→ REQUIRED WORK: Extract every record, exactly as written, and ignore the pictures.
##### PROVIDED DATA #####
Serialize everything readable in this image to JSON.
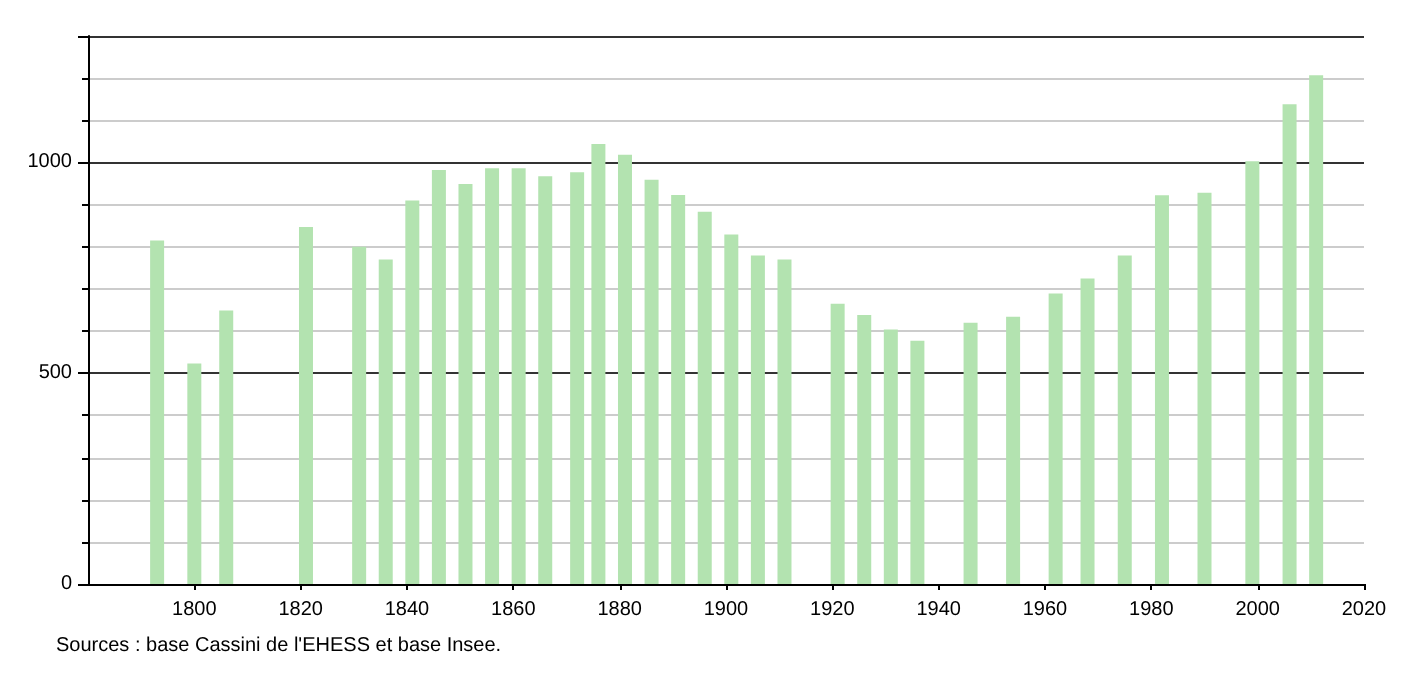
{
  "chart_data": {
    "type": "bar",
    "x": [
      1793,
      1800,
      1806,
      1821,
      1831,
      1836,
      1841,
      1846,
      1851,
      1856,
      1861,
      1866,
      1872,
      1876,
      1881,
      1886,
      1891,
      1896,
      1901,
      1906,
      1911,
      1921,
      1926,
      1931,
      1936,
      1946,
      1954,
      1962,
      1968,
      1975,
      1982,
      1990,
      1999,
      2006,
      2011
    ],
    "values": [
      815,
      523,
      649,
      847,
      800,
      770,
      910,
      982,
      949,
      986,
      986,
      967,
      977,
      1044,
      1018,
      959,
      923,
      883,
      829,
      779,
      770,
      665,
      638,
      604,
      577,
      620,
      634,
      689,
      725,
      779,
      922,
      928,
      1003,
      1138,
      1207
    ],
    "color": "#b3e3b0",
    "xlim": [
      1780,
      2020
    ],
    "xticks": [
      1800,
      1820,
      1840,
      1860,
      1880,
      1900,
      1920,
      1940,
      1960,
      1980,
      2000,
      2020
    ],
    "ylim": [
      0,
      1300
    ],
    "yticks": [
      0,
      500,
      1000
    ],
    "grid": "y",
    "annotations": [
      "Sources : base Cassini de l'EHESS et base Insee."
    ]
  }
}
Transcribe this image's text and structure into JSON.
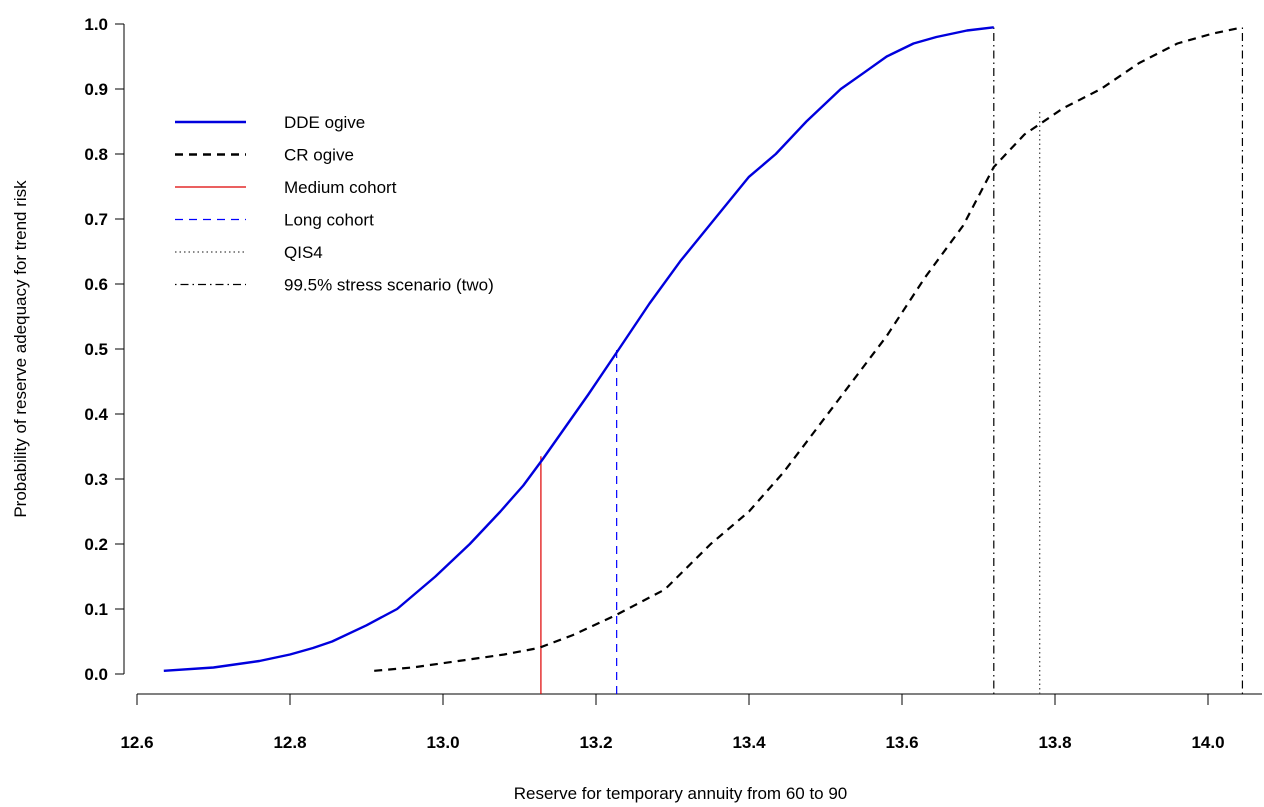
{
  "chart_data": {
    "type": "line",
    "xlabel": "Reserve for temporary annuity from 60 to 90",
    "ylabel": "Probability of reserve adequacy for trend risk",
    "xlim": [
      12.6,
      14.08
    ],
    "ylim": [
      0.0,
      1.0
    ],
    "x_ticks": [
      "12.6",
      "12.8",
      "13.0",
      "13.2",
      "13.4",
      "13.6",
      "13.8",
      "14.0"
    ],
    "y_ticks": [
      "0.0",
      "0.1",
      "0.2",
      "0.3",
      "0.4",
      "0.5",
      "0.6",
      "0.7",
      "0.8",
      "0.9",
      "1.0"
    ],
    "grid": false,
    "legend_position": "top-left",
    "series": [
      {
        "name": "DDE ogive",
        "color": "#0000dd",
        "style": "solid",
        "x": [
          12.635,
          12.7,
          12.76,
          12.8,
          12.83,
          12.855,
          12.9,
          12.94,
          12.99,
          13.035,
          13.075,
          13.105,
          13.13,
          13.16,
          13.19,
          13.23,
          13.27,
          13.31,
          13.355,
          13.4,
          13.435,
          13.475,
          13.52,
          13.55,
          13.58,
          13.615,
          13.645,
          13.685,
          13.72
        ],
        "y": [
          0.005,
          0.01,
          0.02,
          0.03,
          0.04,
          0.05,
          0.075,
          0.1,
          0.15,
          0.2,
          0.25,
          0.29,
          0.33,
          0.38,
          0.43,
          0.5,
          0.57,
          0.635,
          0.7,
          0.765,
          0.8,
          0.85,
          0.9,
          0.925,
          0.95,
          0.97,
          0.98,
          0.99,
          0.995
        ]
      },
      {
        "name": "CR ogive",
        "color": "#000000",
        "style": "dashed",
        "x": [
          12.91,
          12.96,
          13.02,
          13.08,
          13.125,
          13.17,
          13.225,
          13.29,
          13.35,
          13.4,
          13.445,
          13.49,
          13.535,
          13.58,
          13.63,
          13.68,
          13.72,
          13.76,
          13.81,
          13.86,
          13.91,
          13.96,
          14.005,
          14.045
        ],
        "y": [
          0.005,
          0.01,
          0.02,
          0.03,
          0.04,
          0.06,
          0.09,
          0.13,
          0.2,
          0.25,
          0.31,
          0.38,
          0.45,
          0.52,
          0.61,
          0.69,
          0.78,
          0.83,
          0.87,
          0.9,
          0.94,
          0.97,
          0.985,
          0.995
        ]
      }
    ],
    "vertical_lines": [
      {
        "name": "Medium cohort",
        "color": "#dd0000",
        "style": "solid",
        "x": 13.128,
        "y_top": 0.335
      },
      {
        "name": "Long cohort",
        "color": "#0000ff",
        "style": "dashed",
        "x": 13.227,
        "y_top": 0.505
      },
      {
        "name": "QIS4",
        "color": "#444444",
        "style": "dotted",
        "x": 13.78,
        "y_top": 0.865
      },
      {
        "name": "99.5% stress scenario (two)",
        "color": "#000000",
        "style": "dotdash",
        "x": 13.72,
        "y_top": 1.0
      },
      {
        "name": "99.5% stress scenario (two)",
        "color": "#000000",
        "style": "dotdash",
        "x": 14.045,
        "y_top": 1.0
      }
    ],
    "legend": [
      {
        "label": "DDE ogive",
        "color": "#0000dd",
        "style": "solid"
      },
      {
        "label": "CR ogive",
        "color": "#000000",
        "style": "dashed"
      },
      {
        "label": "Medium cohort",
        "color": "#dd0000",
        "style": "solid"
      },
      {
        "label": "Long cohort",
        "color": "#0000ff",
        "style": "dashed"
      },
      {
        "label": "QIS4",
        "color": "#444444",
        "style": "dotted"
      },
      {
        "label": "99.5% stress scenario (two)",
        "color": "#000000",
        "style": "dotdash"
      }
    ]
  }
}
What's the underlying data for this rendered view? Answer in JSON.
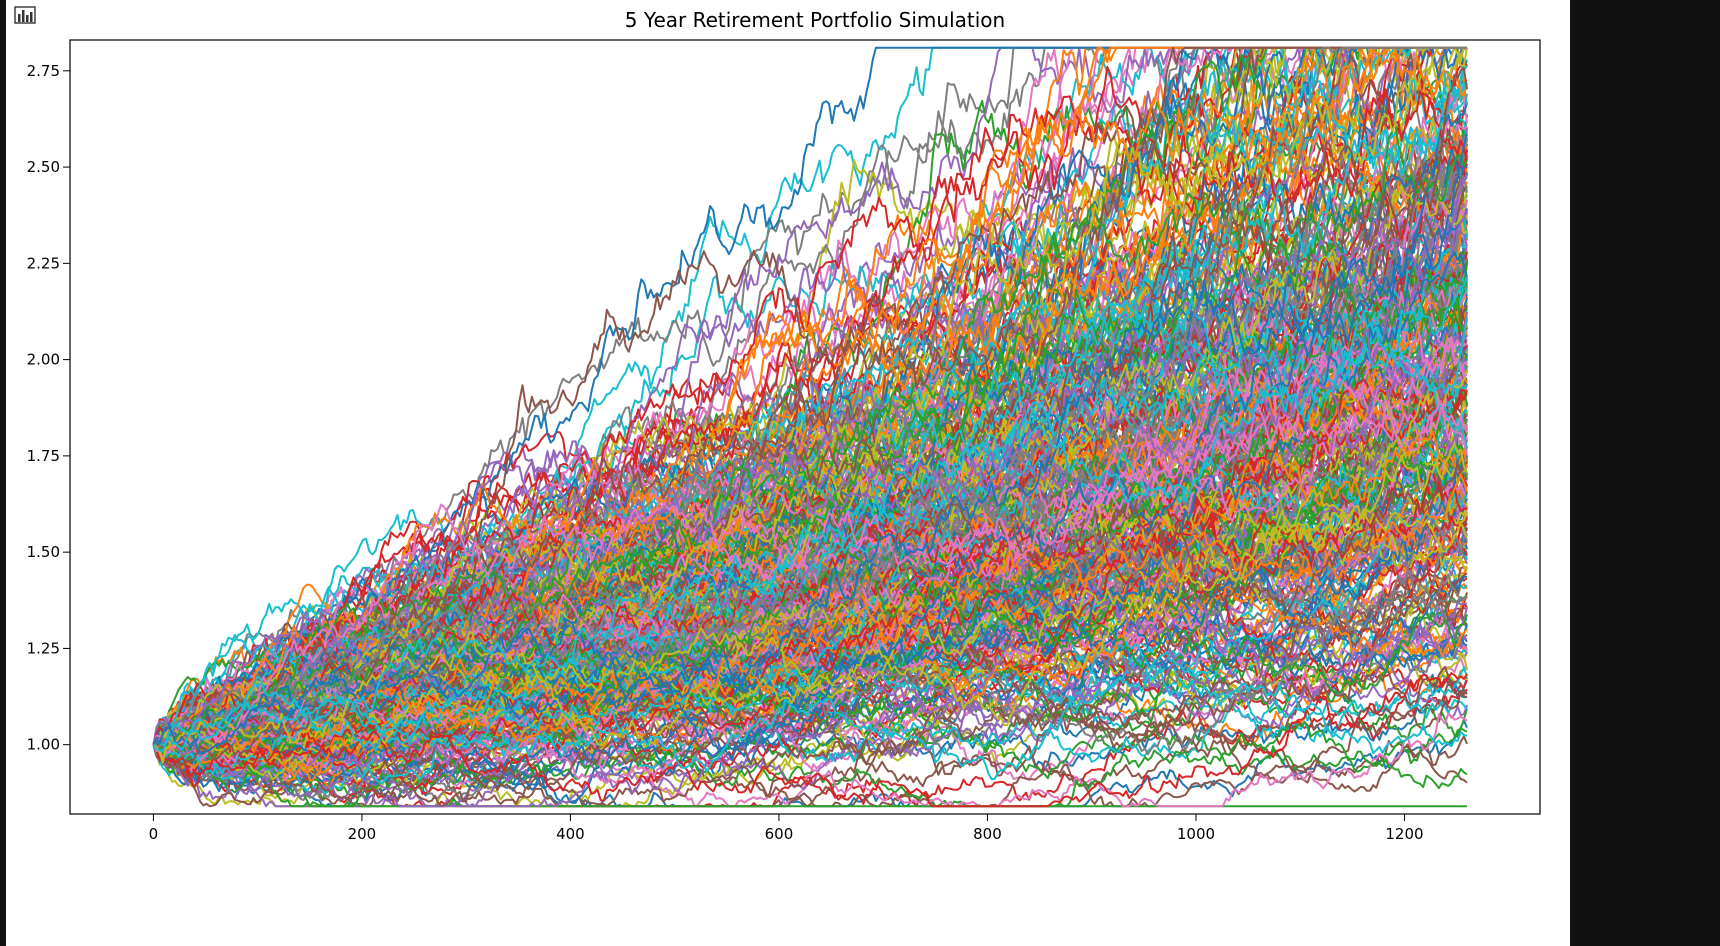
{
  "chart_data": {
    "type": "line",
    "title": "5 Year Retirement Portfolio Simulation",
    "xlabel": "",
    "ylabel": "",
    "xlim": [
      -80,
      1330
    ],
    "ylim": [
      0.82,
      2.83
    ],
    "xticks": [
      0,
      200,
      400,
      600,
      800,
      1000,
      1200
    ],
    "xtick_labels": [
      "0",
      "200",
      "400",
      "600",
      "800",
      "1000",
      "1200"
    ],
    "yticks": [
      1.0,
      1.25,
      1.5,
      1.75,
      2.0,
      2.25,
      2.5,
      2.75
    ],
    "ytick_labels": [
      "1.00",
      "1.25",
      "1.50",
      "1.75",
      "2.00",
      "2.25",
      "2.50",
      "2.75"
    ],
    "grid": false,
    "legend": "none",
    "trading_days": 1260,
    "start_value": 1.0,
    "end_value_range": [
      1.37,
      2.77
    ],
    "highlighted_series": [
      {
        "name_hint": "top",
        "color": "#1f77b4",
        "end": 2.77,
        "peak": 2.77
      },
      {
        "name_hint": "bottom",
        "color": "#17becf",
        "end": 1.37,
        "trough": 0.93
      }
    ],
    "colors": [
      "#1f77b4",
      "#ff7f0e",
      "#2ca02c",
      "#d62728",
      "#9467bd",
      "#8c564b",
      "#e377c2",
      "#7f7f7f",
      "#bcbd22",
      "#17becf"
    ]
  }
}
#####
→ ANSWER TO THE TASK:
Serialize everything readable in this image to JSON.
{
  "chart_data": {
    "type": "bar",
    "x": [
      1793,
      1800,
      1806,
      1821,
      1831,
      1836,
      1841,
      1846,
      1851,
      1856,
      1861,
      1866,
      1872,
      1876,
      1881,
      1886,
      1891,
      1896,
      1901,
      1906,
      1911,
      1921,
      1926,
      1931,
      1936,
      1946,
      1954,
      1962,
      1968,
      1975,
      1982,
      1990,
      1999,
      2006,
      2011
    ],
    "values": [
      815,
      523,
      649,
      847,
      800,
      770,
      910,
      982,
      949,
      986,
      986,
      967,
      977,
      1044,
      1018,
      959,
      923,
      883,
      829,
      779,
      770,
      665,
      638,
      604,
      577,
      620,
      634,
      689,
      725,
      779,
      922,
      928,
      1003,
      1138,
      1207
    ],
    "color": "#b3e3b0",
    "xlim": [
      1780,
      2020
    ],
    "xticks": [
      1800,
      1820,
      1840,
      1860,
      1880,
      1900,
      1920,
      1940,
      1960,
      1980,
      2000,
      2020
    ],
    "ylim": [
      0,
      1300
    ],
    "yticks": [
      0,
      500,
      1000
    ],
    "grid": "y",
    "annotations": [
      "Sources : base Cassini de l'EHESS et base Insee."
    ]
  }
}
Transcribe this image's text and structure into JSON.
{
  "chart_data": {
    "type": "line",
    "xlabel": "Reserve for temporary annuity from 60 to 90",
    "ylabel": "Probability of reserve adequacy for trend risk",
    "xlim": [
      12.6,
      14.08
    ],
    "ylim": [
      0.0,
      1.0
    ],
    "x_ticks": [
      "12.6",
      "12.8",
      "13.0",
      "13.2",
      "13.4",
      "13.6",
      "13.8",
      "14.0"
    ],
    "y_ticks": [
      "0.0",
      "0.1",
      "0.2",
      "0.3",
      "0.4",
      "0.5",
      "0.6",
      "0.7",
      "0.8",
      "0.9",
      "1.0"
    ],
    "grid": false,
    "legend_position": "top-left",
    "series": [
      {
        "name": "DDE ogive",
        "color": "#0000dd",
        "style": "solid",
        "x": [
          12.635,
          12.7,
          12.76,
          12.8,
          12.83,
          12.855,
          12.9,
          12.94,
          12.99,
          13.035,
          13.075,
          13.105,
          13.13,
          13.16,
          13.19,
          13.23,
          13.27,
          13.31,
          13.355,
          13.4,
          13.435,
          13.475,
          13.52,
          13.55,
          13.58,
          13.615,
          13.645,
          13.685,
          13.72
        ],
        "y": [
          0.005,
          0.01,
          0.02,
          0.03,
          0.04,
          0.05,
          0.075,
          0.1,
          0.15,
          0.2,
          0.25,
          0.29,
          0.33,
          0.38,
          0.43,
          0.5,
          0.57,
          0.635,
          0.7,
          0.765,
          0.8,
          0.85,
          0.9,
          0.925,
          0.95,
          0.97,
          0.98,
          0.99,
          0.995
        ]
      },
      {
        "name": "CR ogive",
        "color": "#000000",
        "style": "dashed",
        "x": [
          12.91,
          12.96,
          13.02,
          13.08,
          13.125,
          13.17,
          13.225,
          13.29,
          13.35,
          13.4,
          13.445,
          13.49,
          13.535,
          13.58,
          13.63,
          13.68,
          13.72,
          13.76,
          13.81,
          13.86,
          13.91,
          13.96,
          14.005,
          14.045
        ],
        "y": [
          0.005,
          0.01,
          0.02,
          0.03,
          0.04,
          0.06,
          0.09,
          0.13,
          0.2,
          0.25,
          0.31,
          0.38,
          0.45,
          0.52,
          0.61,
          0.69,
          0.78,
          0.83,
          0.87,
          0.9,
          0.94,
          0.97,
          0.985,
          0.995
        ]
      }
    ],
    "vertical_lines": [
      {
        "name": "Medium cohort",
        "color": "#dd0000",
        "style": "solid",
        "x": 13.128,
        "y_top": 0.335
      },
      {
        "name": "Long cohort",
        "color": "#0000ff",
        "style": "dashed",
        "x": 13.227,
        "y_top": 0.505
      },
      {
        "name": "QIS4",
        "color": "#444444",
        "style": "dotted",
        "x": 13.78,
        "y_top": 0.865
      },
      {
        "name": "99.5% stress scenario (two)",
        "color": "#000000",
        "style": "dotdash",
        "x": 13.72,
        "y_top": 1.0
      },
      {
        "name": "99.5% stress scenario (two)",
        "color": "#000000",
        "style": "dotdash",
        "x": 14.045,
        "y_top": 1.0
      }
    ],
    "legend": [
      {
        "label": "DDE ogive",
        "color": "#0000dd",
        "style": "solid"
      },
      {
        "label": "CR ogive",
        "color": "#000000",
        "style": "dashed"
      },
      {
        "label": "Medium cohort",
        "color": "#dd0000",
        "style": "solid"
      },
      {
        "label": "Long cohort",
        "color": "#0000ff",
        "style": "dashed"
      },
      {
        "label": "QIS4",
        "color": "#444444",
        "style": "dotted"
      },
      {
        "label": "99.5% stress scenario (two)",
        "color": "#000000",
        "style": "dotdash"
      }
    ]
  }
}
What's the underlying data for this rendered view? Answer in JSON.
{
  "chart_data": {
    "type": "line",
    "title": "5 Year Retirement Portfolio Simulation",
    "xlabel": "",
    "ylabel": "",
    "xlim": [
      -80,
      1330
    ],
    "ylim": [
      0.82,
      2.83
    ],
    "xticks": [
      0,
      200,
      400,
      600,
      800,
      1000,
      1200
    ],
    "xtick_labels": [
      "0",
      "200",
      "400",
      "600",
      "800",
      "1000",
      "1200"
    ],
    "yticks": [
      1.0,
      1.25,
      1.5,
      1.75,
      2.0,
      2.25,
      2.5,
      2.75
    ],
    "ytick_labels": [
      "1.00",
      "1.25",
      "1.50",
      "1.75",
      "2.00",
      "2.25",
      "2.50",
      "2.75"
    ],
    "grid": false,
    "legend": "none",
    "trading_days": 1260,
    "start_value": 1.0,
    "end_value_range": [
      1.37,
      2.77
    ],
    "highlighted_series": [
      {
        "name_hint": "top",
        "color": "#1f77b4",
        "end": 2.77,
        "peak": 2.77
      },
      {
        "name_hint": "bottom",
        "color": "#17becf",
        "end": 1.37,
        "trough": 0.93
      }
    ],
    "colors": [
      "#1f77b4",
      "#ff7f0e",
      "#2ca02c",
      "#d62728",
      "#9467bd",
      "#8c564b",
      "#e377c2",
      "#7f7f7f",
      "#bcbd22",
      "#17becf"
    ]
  }
}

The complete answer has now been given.